Things to do
1) Summarize the passage on addiction, mental illness and marriage in two sentences.
2) Carry on the passage on addiction, mental illness and marriage from the point where it stops.

Document segment
┌──

Addictions are also often associated with a lack of personal responsibility, and they frequently propel the other spouse into over-responsibility. A person with an active addiction is unlikely to be adequate at intimacy, as their priority becomes fulfilling the addictive desire. Another behavior associated with addicted people is the tendency to blame the world and other people for their problems; this does not make for a healthy marriage.
Every day, those who experience mental health illnesses or disorders and their spouses deal with insecurity, fear, shame and blame. John Gottman has convincingly argued that criticism, contempt, defensiveness, and stonewalling are the "four horsemen of the apocalypse" regarding relationships and lead to divorce. In marriages where one or both partners is living with a mental health issue, the four horsemen appear considerably more frequently.
When considering a divorce with mental illness as a factor, it is important to ask yourself the following questions:
- Is the mental health condition treatable, and is the individual willing to be treated?

└──

Data provided
┌──

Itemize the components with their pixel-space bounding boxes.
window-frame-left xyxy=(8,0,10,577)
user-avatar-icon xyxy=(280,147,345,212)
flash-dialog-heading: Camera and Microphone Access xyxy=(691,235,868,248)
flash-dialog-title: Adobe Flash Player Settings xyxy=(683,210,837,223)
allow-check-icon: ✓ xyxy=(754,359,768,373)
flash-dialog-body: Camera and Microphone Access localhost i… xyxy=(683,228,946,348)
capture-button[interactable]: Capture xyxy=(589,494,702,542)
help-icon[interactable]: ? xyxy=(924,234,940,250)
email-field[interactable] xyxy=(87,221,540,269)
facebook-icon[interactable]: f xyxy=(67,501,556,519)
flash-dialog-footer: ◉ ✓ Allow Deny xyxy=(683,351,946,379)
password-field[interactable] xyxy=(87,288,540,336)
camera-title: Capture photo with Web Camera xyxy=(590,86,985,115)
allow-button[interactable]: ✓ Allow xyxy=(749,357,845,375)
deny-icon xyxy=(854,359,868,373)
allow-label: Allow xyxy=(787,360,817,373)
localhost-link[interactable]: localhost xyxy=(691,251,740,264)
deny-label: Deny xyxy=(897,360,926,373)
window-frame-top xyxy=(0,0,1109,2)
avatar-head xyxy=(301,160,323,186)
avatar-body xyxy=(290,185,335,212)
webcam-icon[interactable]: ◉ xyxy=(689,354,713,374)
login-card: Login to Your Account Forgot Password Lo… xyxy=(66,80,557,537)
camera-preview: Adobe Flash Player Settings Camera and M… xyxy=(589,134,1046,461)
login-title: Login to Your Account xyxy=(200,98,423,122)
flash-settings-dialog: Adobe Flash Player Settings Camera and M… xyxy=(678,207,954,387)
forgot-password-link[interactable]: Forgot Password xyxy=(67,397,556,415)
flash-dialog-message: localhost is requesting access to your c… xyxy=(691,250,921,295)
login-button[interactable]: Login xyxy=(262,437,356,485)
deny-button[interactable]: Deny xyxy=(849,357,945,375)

└──

Outputs by task
1) Addiction is linked to a lack of personal responsibility that pushes the other spouse into over-responsibility, weakens intimacy because the addictive desire comes first, and brings a habit of blaming others that does not make for a healthy marriage. Couples living with mental health issues face insecurity, fear, shame and blame every day, and John Gottman's "four horsemen" (criticism, contempt, defensiveness and stonewalling), which he argues lead to divorce, appear considerably more often in these marriages.

2)
- How much harm is each family member experiencing?
- Are you willing to remain in the relationship even if nothing changed?
- Is the condition stable, or is it likely to get worse over time?
- What kind of support network is available?
- What are your values when it comes to divorce?
From my experience with clients, there is no one-size-fits-all approach to making a decision to divorce when mental illness is involved. Most people have a long list of conflicting "should" that they have inherited from friends, family, and their community, and this complicates the decision. In order to deal with the added stress of divorcing when either person has a mental illness, the person making the decision has to be clear that the decision is truly their own.